[START OF LISTING]

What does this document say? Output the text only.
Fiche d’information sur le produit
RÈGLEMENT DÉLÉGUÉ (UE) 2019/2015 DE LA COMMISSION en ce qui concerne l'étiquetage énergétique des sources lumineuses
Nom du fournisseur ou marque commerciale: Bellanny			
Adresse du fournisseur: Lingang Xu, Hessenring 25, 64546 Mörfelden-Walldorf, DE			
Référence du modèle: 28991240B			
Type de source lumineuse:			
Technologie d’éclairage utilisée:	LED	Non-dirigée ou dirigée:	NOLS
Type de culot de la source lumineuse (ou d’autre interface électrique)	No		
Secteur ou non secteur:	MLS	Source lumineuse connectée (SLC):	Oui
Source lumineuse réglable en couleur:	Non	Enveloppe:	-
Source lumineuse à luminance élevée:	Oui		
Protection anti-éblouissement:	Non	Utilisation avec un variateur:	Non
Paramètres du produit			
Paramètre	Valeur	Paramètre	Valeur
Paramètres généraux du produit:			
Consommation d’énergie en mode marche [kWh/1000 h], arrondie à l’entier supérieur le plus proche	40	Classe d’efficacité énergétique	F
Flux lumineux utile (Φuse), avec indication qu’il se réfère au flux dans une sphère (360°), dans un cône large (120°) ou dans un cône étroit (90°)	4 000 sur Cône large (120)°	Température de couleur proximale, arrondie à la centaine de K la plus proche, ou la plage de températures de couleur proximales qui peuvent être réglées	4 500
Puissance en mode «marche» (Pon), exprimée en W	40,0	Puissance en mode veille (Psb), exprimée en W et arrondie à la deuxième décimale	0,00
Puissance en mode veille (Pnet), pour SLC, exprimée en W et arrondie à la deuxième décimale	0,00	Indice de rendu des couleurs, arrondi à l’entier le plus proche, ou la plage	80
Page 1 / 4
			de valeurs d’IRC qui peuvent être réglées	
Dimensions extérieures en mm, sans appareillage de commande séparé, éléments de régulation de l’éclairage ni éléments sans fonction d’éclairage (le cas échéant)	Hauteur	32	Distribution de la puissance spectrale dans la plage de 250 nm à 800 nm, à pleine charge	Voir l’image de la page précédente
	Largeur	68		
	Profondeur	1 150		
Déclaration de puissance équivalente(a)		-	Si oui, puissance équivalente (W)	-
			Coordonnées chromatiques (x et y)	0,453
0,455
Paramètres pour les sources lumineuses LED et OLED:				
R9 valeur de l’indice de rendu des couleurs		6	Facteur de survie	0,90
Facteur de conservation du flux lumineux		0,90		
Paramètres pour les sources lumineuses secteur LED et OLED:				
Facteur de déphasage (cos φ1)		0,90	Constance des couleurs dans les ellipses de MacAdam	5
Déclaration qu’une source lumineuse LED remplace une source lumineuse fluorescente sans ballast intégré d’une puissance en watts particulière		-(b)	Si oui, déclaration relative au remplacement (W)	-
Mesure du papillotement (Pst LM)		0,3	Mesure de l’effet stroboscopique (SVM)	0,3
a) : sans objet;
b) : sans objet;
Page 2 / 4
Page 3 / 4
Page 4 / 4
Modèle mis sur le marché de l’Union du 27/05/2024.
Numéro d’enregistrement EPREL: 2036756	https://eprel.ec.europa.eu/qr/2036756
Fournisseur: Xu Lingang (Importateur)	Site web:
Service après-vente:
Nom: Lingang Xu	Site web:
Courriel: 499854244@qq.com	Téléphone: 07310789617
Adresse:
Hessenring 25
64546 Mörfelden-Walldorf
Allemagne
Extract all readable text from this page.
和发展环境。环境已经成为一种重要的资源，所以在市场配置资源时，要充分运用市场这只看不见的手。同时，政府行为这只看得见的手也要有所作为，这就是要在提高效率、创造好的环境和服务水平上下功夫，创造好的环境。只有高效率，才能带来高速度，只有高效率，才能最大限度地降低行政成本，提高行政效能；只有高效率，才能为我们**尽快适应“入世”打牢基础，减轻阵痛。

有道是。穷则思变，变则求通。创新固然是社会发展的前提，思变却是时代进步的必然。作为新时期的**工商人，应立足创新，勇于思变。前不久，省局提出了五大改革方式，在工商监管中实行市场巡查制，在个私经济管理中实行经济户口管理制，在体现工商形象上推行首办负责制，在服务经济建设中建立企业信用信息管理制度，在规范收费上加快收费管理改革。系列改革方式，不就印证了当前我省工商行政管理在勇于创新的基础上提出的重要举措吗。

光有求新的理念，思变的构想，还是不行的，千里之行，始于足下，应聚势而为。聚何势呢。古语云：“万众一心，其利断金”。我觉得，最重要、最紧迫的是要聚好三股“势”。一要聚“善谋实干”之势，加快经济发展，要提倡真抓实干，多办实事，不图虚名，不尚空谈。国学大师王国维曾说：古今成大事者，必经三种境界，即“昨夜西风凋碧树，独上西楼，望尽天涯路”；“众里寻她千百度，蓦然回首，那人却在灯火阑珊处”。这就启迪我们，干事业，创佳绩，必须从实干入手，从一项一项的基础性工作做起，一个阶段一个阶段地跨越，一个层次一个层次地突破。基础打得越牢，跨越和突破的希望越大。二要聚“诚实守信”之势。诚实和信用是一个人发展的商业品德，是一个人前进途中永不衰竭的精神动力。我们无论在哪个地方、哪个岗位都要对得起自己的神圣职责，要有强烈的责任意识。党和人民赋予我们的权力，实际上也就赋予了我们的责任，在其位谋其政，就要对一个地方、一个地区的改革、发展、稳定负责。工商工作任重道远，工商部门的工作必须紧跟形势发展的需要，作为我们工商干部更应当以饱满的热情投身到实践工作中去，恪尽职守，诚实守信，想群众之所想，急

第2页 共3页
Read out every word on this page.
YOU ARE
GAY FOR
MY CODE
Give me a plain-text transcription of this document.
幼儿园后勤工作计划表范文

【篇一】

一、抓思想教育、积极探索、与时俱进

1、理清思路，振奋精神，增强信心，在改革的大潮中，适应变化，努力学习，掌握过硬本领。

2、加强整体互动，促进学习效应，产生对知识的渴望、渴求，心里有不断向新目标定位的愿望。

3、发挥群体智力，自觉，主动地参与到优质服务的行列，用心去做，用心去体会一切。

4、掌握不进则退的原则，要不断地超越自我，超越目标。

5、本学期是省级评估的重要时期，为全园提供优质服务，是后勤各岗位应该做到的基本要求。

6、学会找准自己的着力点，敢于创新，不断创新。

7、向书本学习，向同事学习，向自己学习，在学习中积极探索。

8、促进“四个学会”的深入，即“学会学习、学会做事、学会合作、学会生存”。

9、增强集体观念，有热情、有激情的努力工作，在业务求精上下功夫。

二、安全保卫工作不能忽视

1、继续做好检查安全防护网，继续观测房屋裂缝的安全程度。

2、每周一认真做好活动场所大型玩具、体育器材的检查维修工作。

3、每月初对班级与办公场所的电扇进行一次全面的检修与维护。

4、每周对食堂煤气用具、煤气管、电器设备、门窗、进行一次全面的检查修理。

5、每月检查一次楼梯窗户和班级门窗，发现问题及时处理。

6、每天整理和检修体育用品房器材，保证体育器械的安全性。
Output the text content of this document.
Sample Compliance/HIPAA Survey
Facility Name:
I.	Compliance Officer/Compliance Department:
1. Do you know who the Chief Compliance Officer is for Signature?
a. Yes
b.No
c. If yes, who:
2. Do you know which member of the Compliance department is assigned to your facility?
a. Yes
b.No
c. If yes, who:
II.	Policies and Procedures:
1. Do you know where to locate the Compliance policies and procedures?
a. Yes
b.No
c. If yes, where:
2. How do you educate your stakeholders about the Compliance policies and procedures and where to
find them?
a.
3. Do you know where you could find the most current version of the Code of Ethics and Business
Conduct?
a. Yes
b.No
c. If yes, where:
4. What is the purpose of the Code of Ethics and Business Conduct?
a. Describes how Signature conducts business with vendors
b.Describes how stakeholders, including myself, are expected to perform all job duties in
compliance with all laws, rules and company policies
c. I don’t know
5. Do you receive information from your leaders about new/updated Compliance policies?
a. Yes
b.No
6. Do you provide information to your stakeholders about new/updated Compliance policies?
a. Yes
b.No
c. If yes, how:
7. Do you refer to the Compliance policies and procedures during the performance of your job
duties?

[END OF LISTING]

WORK TO COMPLETE
From the entries above, copy every line where the word "sans" shows up.

SOLUTION TO THE PROBLEM
Dimensions extérieures en mm, sans appareillage de commande séparé, éléments de régulation de l’éclairage ni éléments sans fonction d’éclairage (le cas échéant)	Hauteur	32	Distribution de la puissance spectrale dans la plage de 250 nm à 800 nm, à pleine charge	Voir l’image de la page précédente
Déclaration qu’une source lumineuse LED remplace une source lumineuse fluorescente sans ballast intégré d’une puissance en watts particulière		-(b)	Si oui, déclaration relative au remplacement (W)	-
a) : sans objet;
b) : sans objet;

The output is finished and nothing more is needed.